— start —

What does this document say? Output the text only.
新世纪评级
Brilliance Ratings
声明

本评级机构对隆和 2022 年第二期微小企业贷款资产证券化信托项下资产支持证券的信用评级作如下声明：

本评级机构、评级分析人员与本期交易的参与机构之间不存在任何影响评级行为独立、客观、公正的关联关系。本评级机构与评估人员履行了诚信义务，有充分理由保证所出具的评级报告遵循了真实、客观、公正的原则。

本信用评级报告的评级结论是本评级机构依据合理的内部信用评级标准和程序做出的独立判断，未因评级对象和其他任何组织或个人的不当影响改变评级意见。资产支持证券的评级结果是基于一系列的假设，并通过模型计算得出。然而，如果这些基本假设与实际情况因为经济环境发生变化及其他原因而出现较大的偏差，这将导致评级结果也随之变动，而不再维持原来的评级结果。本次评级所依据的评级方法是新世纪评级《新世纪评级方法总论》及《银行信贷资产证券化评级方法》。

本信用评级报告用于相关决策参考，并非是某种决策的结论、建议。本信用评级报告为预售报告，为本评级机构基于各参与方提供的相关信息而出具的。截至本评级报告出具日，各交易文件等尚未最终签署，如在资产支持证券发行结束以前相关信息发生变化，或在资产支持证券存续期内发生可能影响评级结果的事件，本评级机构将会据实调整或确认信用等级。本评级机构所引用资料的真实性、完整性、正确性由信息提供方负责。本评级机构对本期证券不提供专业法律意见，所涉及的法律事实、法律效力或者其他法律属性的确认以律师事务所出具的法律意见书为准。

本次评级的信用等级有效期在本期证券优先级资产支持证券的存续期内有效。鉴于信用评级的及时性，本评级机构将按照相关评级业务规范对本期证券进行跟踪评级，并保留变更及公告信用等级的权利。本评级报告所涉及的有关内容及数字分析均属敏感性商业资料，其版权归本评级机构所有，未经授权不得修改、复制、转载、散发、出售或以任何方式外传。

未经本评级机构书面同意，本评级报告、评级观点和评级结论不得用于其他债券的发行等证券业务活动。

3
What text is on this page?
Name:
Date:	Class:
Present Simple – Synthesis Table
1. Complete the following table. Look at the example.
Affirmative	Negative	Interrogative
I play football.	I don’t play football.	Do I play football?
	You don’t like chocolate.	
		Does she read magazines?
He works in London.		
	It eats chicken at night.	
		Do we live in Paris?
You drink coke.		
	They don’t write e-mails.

— end —

> SHORT TASK: From the listing above, return each line with the word "text".

> RESPONSE BELOW:
What does this document say? Output the text only.
What text is on this page?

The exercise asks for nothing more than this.